Challenge = Go through the data below line by line and count those containing the word "Answer". Reply with the count only.

Records =

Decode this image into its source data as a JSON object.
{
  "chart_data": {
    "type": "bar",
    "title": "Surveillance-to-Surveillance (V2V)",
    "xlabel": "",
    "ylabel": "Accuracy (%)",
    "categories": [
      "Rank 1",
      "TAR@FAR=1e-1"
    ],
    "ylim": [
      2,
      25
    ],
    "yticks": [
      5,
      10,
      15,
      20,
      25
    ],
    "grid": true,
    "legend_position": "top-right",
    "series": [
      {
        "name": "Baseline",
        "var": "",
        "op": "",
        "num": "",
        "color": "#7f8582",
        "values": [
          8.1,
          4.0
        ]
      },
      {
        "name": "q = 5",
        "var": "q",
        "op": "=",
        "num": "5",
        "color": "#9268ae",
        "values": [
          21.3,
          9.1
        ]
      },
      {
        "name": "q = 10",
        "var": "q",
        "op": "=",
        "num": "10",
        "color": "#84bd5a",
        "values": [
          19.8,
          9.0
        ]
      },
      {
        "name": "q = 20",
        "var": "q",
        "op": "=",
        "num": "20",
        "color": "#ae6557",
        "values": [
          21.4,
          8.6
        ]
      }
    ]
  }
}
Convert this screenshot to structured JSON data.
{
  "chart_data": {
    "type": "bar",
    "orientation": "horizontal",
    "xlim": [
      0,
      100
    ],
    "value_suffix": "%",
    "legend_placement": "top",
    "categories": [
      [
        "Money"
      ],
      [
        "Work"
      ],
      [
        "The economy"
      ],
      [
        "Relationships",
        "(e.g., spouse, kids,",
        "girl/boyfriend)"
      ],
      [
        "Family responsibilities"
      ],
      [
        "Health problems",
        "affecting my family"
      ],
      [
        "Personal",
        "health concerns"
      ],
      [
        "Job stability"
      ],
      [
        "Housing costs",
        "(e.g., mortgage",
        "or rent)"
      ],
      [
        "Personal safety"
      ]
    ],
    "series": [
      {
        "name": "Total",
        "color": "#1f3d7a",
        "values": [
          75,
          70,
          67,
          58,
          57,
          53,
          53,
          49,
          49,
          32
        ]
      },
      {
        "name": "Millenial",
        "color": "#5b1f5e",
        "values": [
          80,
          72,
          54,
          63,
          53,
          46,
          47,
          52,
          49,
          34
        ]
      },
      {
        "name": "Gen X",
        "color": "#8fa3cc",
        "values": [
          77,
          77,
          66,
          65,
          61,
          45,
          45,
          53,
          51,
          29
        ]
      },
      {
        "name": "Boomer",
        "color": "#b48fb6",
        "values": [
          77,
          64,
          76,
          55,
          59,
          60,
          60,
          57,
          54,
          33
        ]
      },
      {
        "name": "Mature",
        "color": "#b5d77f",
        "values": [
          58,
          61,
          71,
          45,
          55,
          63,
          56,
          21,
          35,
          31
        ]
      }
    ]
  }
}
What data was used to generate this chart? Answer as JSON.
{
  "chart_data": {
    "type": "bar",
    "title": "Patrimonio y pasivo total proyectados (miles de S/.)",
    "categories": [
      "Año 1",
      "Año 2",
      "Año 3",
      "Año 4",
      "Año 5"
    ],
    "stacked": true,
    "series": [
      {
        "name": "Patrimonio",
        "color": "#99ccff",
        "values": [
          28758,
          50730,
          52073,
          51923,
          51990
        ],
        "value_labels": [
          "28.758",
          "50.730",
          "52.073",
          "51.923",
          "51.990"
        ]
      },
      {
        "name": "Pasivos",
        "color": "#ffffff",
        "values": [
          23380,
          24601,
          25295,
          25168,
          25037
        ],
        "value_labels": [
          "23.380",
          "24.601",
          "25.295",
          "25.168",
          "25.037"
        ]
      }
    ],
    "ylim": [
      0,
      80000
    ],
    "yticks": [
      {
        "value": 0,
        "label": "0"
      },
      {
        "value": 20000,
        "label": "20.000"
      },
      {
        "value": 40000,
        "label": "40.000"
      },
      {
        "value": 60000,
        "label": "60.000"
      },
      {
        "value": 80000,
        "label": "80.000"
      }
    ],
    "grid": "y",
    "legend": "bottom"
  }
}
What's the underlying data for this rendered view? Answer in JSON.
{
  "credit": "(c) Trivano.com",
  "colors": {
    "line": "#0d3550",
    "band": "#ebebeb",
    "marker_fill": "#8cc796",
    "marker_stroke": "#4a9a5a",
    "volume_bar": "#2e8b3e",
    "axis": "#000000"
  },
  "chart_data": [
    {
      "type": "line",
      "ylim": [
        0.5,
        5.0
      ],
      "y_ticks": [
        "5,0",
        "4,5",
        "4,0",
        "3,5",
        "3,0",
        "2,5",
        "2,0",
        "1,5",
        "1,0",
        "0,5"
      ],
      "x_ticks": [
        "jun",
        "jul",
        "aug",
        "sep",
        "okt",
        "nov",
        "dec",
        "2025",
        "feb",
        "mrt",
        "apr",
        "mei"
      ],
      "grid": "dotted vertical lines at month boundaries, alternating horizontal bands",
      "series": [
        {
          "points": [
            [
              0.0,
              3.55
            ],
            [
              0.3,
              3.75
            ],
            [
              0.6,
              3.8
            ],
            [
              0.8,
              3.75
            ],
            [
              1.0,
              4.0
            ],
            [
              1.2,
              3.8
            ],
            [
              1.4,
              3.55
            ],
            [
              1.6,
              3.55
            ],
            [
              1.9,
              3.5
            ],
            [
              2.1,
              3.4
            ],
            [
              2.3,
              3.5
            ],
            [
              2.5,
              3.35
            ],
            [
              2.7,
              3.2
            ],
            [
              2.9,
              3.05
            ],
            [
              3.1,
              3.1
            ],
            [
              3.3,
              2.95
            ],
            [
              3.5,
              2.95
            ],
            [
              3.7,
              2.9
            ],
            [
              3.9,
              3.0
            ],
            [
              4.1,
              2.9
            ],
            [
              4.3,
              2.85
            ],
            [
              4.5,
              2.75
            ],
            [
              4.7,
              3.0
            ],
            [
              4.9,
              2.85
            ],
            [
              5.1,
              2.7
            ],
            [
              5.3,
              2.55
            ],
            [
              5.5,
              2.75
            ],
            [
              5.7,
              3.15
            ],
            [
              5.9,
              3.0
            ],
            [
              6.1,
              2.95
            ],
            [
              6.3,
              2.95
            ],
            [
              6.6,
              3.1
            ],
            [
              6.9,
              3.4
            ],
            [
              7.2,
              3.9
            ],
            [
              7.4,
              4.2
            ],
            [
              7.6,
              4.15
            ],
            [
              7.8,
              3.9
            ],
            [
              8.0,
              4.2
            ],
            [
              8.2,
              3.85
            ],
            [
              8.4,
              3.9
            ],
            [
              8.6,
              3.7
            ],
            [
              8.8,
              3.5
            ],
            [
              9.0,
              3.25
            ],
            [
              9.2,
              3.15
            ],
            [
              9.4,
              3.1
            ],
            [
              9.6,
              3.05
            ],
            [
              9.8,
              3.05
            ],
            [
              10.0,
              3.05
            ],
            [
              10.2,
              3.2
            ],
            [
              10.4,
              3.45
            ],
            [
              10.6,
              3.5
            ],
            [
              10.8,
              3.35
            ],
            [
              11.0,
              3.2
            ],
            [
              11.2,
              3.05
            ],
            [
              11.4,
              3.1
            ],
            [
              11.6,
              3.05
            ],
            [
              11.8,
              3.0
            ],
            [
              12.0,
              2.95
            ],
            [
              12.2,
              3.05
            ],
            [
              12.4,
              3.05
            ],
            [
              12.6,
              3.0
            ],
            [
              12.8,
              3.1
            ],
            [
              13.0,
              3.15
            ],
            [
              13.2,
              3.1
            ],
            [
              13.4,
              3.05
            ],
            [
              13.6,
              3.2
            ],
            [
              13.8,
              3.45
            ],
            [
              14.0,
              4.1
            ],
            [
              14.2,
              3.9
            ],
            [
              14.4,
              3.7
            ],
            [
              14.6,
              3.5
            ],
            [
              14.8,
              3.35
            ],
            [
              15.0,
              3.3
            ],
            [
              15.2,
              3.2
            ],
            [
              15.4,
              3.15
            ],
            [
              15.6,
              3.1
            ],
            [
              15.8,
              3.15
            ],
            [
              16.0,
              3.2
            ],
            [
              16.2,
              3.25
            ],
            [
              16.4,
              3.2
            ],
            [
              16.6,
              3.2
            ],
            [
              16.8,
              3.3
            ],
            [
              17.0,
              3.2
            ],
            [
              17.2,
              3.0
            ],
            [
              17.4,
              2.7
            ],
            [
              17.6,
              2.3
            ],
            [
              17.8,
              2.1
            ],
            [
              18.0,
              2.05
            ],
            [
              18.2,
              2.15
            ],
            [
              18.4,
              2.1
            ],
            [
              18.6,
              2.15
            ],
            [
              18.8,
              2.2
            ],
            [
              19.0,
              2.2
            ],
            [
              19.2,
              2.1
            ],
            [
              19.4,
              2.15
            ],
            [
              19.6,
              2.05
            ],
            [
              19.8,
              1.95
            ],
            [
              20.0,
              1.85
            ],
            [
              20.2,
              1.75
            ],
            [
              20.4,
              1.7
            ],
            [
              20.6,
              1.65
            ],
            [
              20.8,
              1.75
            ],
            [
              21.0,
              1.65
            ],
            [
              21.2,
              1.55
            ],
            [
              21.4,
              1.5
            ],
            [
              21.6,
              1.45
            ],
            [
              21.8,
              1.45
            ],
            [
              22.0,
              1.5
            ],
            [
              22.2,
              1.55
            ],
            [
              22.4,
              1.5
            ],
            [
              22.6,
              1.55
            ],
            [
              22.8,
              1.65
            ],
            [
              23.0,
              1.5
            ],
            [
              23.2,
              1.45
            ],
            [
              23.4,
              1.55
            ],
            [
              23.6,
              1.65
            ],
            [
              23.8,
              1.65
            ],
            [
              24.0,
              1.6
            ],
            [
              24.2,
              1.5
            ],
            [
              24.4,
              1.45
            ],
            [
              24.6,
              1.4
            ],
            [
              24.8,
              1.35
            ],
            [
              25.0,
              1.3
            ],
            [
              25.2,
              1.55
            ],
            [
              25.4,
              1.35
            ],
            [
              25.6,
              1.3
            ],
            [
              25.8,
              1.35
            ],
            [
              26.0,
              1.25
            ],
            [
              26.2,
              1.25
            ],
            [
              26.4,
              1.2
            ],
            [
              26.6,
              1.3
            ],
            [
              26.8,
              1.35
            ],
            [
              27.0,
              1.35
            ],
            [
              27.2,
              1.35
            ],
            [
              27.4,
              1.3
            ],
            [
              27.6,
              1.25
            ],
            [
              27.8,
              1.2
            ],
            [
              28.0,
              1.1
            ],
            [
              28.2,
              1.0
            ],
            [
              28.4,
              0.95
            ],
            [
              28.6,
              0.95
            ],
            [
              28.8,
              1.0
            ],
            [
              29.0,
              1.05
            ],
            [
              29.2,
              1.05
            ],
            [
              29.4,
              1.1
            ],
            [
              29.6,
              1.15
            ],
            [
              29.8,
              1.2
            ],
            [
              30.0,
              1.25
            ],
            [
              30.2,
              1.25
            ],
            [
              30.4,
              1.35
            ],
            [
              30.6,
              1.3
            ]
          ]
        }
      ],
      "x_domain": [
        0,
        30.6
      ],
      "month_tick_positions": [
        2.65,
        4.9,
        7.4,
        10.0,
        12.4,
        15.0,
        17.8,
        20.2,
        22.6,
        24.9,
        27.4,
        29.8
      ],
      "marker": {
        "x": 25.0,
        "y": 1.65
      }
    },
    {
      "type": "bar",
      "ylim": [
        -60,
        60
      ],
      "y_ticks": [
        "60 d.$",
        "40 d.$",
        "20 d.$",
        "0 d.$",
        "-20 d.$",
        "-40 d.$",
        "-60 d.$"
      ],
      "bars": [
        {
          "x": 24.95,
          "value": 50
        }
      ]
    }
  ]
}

Written solution = 2